━━━━━ Input for this task

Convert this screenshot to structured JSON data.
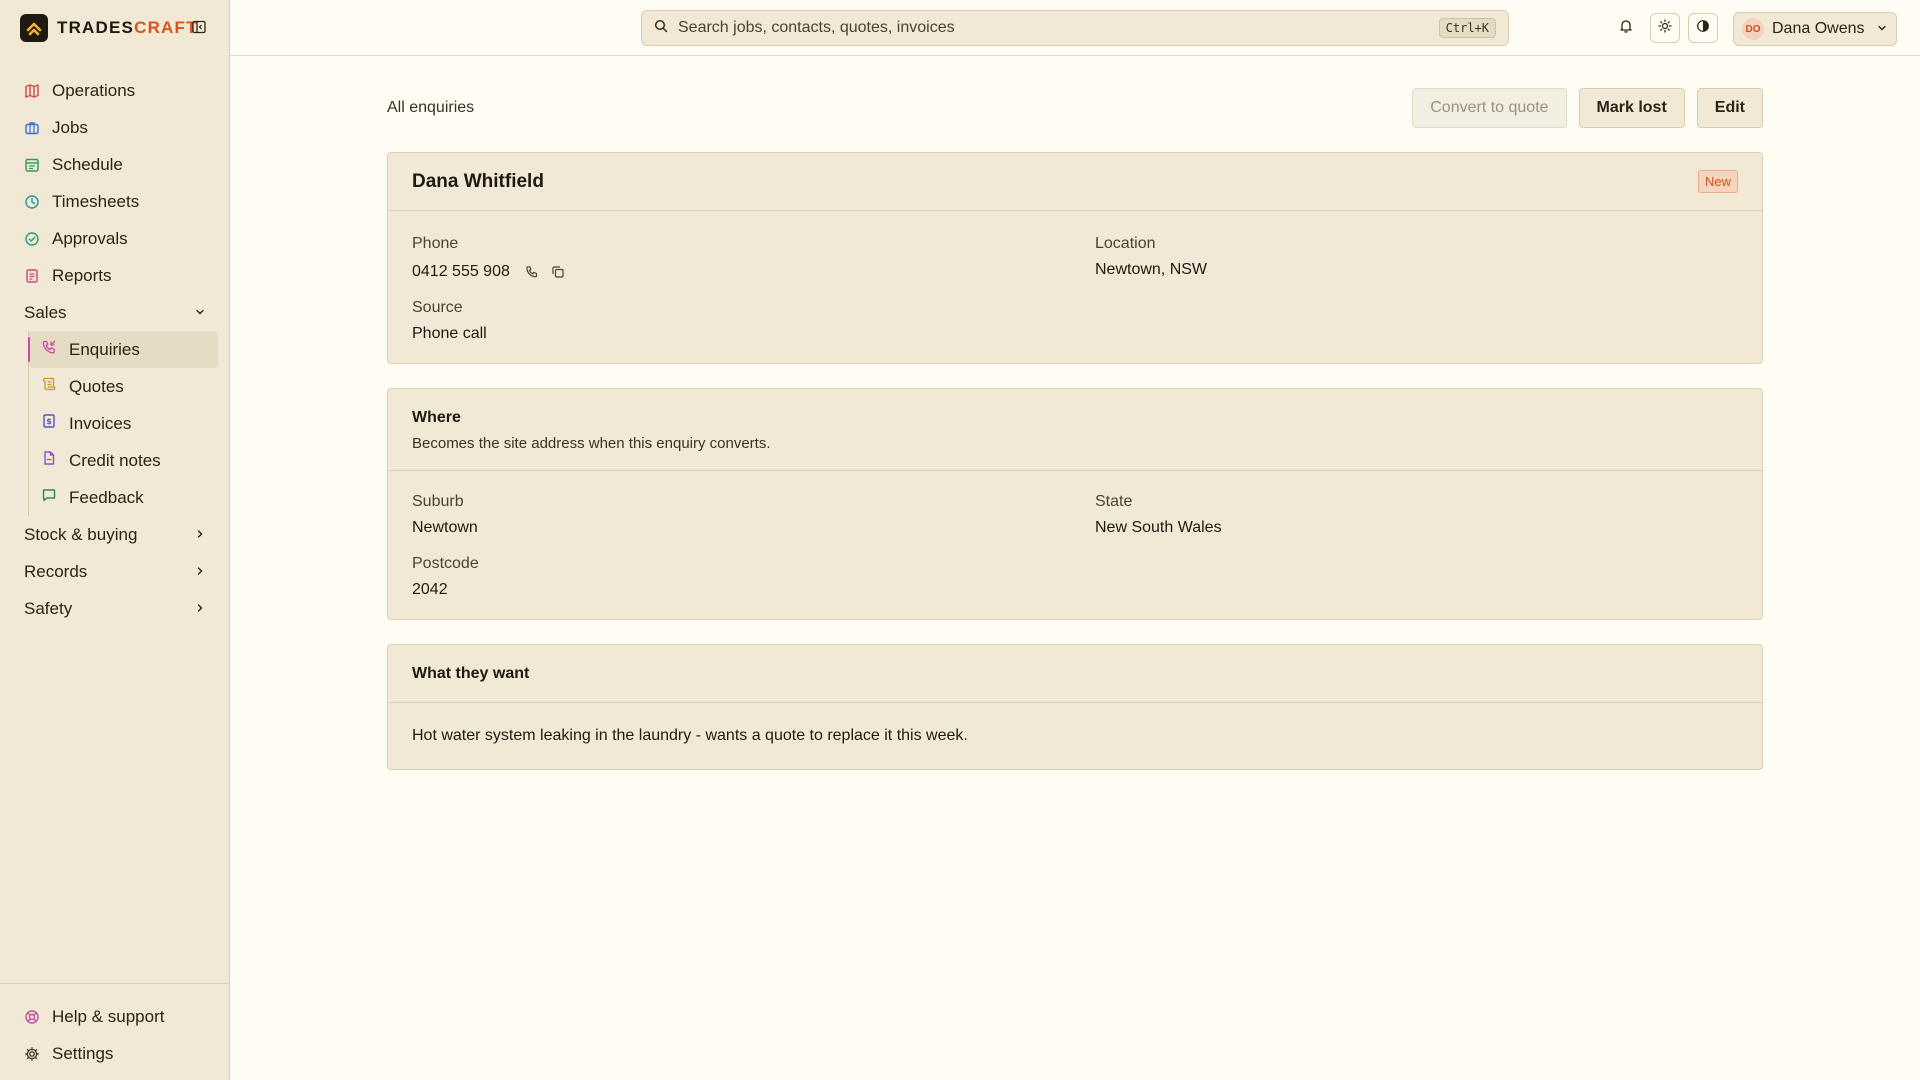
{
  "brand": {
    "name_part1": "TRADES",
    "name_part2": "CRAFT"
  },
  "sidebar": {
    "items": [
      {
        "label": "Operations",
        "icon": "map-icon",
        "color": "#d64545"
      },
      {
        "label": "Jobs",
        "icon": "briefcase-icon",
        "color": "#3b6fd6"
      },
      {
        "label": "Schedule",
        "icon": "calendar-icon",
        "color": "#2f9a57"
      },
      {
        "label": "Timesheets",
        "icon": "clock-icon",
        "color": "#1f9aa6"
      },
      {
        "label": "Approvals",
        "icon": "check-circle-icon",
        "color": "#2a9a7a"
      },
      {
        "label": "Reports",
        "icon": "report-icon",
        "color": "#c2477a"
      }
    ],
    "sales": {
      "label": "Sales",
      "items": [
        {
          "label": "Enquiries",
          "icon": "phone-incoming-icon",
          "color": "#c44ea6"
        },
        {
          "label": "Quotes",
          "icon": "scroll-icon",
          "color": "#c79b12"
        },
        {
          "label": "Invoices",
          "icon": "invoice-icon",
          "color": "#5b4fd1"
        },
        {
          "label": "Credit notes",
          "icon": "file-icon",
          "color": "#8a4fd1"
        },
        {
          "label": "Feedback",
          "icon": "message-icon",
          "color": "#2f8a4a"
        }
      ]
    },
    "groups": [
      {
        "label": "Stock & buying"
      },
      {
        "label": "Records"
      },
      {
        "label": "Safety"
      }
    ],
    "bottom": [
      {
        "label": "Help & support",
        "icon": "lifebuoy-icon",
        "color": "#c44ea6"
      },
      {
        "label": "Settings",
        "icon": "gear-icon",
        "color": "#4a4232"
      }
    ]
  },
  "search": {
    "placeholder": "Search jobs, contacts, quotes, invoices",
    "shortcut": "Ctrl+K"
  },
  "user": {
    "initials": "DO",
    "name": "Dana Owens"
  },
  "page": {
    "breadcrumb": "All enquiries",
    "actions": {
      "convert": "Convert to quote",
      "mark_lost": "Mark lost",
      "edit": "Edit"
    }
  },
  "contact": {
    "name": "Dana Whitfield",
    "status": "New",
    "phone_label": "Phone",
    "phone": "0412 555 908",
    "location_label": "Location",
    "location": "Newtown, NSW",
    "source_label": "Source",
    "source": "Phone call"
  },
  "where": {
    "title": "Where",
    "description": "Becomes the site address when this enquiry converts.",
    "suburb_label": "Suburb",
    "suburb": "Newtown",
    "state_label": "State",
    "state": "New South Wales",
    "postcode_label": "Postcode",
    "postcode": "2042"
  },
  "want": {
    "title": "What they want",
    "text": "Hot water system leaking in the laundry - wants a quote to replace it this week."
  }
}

━━━━━━━━━━

What to work on
Omitting all images, retype each line of the records precisely.

Result
Convert this screenshot to structured JSON data.
{
  "brand": {
    "name_part1": "TRADES",
    "name_part2": "CRAFT"
  },
  "sidebar": {
    "items": [
      {
        "label": "Operations",
        "icon": "map-icon",
        "color": "#d64545"
      },
      {
        "label": "Jobs",
        "icon": "briefcase-icon",
        "color": "#3b6fd6"
      },
      {
        "label": "Schedule",
        "icon": "calendar-icon",
        "color": "#2f9a57"
      },
      {
        "label": "Timesheets",
        "icon": "clock-icon",
        "color": "#1f9aa6"
      },
      {
        "label": "Approvals",
        "icon": "check-circle-icon",
        "color": "#2a9a7a"
      },
      {
        "label": "Reports",
        "icon": "report-icon",
        "color": "#c2477a"
      }
    ],
    "sales": {
      "label": "Sales",
      "items": [
        {
          "label": "Enquiries",
          "icon": "phone-incoming-icon",
          "color": "#c44ea6"
        },
        {
          "label": "Quotes",
          "icon": "scroll-icon",
          "color": "#c79b12"
        },
        {
          "label": "Invoices",
          "icon": "invoice-icon",
          "color": "#5b4fd1"
        },
        {
          "label": "Credit notes",
          "icon": "file-icon",
          "color": "#8a4fd1"
        },
        {
          "label": "Feedback",
          "icon": "message-icon",
          "color": "#2f8a4a"
        }
      ]
    },
    "groups": [
      {
        "label": "Stock & buying"
      },
      {
        "label": "Records"
      },
      {
        "label": "Safety"
      }
    ],
    "bottom": [
      {
        "label": "Help & support",
        "icon": "lifebuoy-icon",
        "color": "#c44ea6"
      },
      {
        "label": "Settings",
        "icon": "gear-icon",
        "color": "#4a4232"
      }
    ]
  },
  "search": {
    "placeholder": "Search jobs, contacts, quotes, invoices",
    "shortcut": "Ctrl+K"
  },
  "user": {
    "initials": "DO",
    "name": "Dana Owens"
  },
  "page": {
    "breadcrumb": "All enquiries",
    "actions": {
      "convert": "Convert to quote",
      "mark_lost": "Mark lost",
      "edit": "Edit"
    }
  },
  "contact": {
    "name": "Dana Whitfield",
    "status": "New",
    "phone_label": "Phone",
    "phone": "0412 555 908",
    "location_label": "Location",
    "location": "Newtown, NSW",
    "source_label": "Source",
    "source": "Phone call"
  },
  "where": {
    "title": "Where",
    "description": "Becomes the site address when this enquiry converts.",
    "suburb_label": "Suburb",
    "suburb": "Newtown",
    "state_label": "State",
    "state": "New South Wales",
    "postcode_label": "Postcode",
    "postcode": "2042"
  },
  "want": {
    "title": "What they want",
    "text": "Hot water system leaking in the laundry - wants a quote to replace it this week."
  }
}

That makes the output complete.